• [MATERIAL FOR THIS EXERCISE]
○ ○ ○ ○ ○ ○ ○
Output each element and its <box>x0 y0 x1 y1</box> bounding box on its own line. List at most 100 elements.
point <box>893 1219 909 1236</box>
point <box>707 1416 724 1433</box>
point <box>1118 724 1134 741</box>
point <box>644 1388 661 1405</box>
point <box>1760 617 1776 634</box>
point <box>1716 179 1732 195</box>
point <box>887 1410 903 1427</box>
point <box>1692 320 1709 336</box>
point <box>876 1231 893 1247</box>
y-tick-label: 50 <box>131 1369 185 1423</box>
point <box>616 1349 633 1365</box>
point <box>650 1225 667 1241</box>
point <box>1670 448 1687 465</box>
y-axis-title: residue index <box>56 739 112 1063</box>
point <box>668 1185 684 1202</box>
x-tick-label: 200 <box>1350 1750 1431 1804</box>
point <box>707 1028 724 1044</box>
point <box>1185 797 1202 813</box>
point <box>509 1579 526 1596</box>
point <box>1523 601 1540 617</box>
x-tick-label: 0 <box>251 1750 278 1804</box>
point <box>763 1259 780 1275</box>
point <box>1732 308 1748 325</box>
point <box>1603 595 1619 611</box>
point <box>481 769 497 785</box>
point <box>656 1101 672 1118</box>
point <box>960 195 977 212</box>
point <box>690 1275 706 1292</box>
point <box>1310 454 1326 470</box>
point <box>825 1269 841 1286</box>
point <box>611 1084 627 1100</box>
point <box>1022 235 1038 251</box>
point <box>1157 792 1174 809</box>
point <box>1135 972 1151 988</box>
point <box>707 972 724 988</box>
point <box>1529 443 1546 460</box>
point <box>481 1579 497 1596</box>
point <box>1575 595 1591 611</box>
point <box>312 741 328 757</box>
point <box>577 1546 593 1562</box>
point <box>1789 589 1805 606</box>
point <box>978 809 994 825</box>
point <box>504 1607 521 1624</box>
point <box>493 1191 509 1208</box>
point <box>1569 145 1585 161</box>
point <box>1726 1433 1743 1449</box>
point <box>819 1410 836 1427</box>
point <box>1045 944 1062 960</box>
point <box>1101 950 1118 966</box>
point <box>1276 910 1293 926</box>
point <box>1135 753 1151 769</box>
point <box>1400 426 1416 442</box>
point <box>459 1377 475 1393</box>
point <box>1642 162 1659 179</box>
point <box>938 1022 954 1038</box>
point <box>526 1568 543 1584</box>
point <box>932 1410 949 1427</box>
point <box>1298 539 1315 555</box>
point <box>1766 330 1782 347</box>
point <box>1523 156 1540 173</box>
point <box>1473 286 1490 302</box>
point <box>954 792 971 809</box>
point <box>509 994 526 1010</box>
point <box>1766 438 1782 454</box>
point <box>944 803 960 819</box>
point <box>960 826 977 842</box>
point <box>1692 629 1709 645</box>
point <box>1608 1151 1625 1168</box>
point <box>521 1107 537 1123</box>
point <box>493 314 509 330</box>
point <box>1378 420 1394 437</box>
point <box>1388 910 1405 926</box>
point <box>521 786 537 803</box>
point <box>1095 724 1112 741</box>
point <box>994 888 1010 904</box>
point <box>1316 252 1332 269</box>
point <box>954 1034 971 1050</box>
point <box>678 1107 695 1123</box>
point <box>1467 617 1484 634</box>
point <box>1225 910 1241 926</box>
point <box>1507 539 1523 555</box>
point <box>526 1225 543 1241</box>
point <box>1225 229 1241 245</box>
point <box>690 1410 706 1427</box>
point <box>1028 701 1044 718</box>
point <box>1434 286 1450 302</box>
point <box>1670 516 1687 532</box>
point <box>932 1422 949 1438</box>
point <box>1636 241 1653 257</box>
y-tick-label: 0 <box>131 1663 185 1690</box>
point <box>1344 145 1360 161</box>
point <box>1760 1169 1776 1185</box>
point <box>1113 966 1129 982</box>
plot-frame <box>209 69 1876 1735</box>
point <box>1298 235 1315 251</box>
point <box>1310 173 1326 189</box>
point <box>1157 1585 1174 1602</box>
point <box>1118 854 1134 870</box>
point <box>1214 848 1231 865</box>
○ ○ ○ ○ ○ ○ ○
• [WORK REQUIRED] Can you output every one of the rows above verbatim, each on its own line and in the same order?

• [RESPONSE]
Output each element and its <box>x0 y0 x1 y1</box> bounding box on its own line. List at most 100 elements.
point <box>893 1219 909 1236</box>
point <box>707 1416 724 1433</box>
point <box>1118 724 1134 741</box>
point <box>644 1388 661 1405</box>
point <box>1760 617 1776 634</box>
point <box>1716 179 1732 195</box>
point <box>887 1410 903 1427</box>
point <box>1692 320 1709 336</box>
point <box>876 1231 893 1247</box>
y-tick-label: 50 <box>131 1369 185 1423</box>
point <box>616 1349 633 1365</box>
point <box>650 1225 667 1241</box>
point <box>1670 448 1687 465</box>
y-axis-title: residue index <box>56 739 112 1063</box>
point <box>668 1185 684 1202</box>
x-tick-label: 200 <box>1350 1750 1431 1804</box>
point <box>707 1028 724 1044</box>
point <box>1185 797 1202 813</box>
point <box>509 1579 526 1596</box>
point <box>1523 601 1540 617</box>
x-tick-label: 0 <box>251 1750 278 1804</box>
point <box>763 1259 780 1275</box>
point <box>1732 308 1748 325</box>
point <box>1603 595 1619 611</box>
point <box>481 769 497 785</box>
point <box>656 1101 672 1118</box>
point <box>960 195 977 212</box>
point <box>690 1275 706 1292</box>
point <box>1310 454 1326 470</box>
point <box>825 1269 841 1286</box>
point <box>611 1084 627 1100</box>
point <box>1022 235 1038 251</box>
point <box>1157 792 1174 809</box>
point <box>1135 972 1151 988</box>
point <box>707 972 724 988</box>
point <box>1529 443 1546 460</box>
point <box>481 1579 497 1596</box>
point <box>1575 595 1591 611</box>
point <box>312 741 328 757</box>
point <box>577 1546 593 1562</box>
point <box>1789 589 1805 606</box>
point <box>978 809 994 825</box>
point <box>504 1607 521 1624</box>
point <box>493 1191 509 1208</box>
point <box>1569 145 1585 161</box>
point <box>1726 1433 1743 1449</box>
point <box>819 1410 836 1427</box>
point <box>1045 944 1062 960</box>
point <box>1101 950 1118 966</box>
point <box>1276 910 1293 926</box>
point <box>1135 753 1151 769</box>
point <box>1400 426 1416 442</box>
point <box>459 1377 475 1393</box>
point <box>1642 162 1659 179</box>
point <box>938 1022 954 1038</box>
point <box>526 1568 543 1584</box>
point <box>932 1410 949 1427</box>
point <box>1298 539 1315 555</box>
point <box>1766 330 1782 347</box>
point <box>1523 156 1540 173</box>
point <box>1473 286 1490 302</box>
point <box>954 792 971 809</box>
point <box>509 994 526 1010</box>
point <box>1766 438 1782 454</box>
point <box>944 803 960 819</box>
point <box>960 826 977 842</box>
point <box>1692 629 1709 645</box>
point <box>1608 1151 1625 1168</box>
point <box>521 1107 537 1123</box>
point <box>493 314 509 330</box>
point <box>1378 420 1394 437</box>
point <box>1388 910 1405 926</box>
point <box>521 786 537 803</box>
point <box>1095 724 1112 741</box>
point <box>994 888 1010 904</box>
point <box>1316 252 1332 269</box>
point <box>954 1034 971 1050</box>
point <box>678 1107 695 1123</box>
point <box>1467 617 1484 634</box>
point <box>1225 910 1241 926</box>
point <box>1507 539 1523 555</box>
point <box>526 1225 543 1241</box>
point <box>1225 229 1241 245</box>
point <box>690 1410 706 1427</box>
point <box>1028 701 1044 718</box>
point <box>1434 286 1450 302</box>
point <box>1670 516 1687 532</box>
point <box>932 1422 949 1438</box>
point <box>1636 241 1653 257</box>
y-tick-label: 0 <box>131 1663 185 1690</box>
point <box>1344 145 1360 161</box>
point <box>1760 1169 1776 1185</box>
point <box>1113 966 1129 982</box>
plot-frame <box>209 69 1876 1735</box>
point <box>1298 235 1315 251</box>
point <box>1310 173 1326 189</box>
point <box>1157 1585 1174 1602</box>
point <box>1118 854 1134 870</box>
point <box>1214 848 1231 865</box>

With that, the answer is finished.